Your instructions
Track down each line that has the word "heatmap" and copy it.

---

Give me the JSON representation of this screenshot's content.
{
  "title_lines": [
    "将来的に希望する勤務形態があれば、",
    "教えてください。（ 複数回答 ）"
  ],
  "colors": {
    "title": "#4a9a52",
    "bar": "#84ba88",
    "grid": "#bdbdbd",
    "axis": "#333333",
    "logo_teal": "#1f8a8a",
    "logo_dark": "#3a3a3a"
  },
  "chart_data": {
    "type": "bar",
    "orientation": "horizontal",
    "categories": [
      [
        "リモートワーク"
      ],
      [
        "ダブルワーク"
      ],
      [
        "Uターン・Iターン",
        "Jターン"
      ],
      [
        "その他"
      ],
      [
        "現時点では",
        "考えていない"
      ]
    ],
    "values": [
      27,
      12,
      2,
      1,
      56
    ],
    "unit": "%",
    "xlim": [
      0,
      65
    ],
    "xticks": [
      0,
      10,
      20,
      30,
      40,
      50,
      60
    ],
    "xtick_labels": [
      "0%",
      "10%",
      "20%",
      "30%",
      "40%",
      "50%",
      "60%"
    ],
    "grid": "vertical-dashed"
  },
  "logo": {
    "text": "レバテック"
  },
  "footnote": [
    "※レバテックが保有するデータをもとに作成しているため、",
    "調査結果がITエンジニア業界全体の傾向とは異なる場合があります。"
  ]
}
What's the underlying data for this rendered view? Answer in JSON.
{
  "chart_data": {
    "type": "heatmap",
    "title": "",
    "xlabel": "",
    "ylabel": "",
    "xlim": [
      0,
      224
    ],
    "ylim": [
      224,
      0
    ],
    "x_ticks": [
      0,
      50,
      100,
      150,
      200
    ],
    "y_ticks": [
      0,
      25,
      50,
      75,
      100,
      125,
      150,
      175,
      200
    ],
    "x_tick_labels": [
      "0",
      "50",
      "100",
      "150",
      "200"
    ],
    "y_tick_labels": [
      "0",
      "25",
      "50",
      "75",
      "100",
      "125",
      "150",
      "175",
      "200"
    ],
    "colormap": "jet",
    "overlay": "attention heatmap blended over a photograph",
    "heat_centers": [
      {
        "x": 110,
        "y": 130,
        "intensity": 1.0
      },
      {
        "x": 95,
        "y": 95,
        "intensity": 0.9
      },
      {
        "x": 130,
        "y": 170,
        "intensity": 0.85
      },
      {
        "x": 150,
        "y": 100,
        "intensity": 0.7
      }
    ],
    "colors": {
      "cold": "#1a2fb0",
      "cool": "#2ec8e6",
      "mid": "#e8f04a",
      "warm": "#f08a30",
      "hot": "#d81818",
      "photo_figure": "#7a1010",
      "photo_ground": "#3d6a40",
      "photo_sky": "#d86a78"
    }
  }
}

---

Output for this exercise
    "type": "heatmap",
    "overlay": "attention heatmap blended over a photograph",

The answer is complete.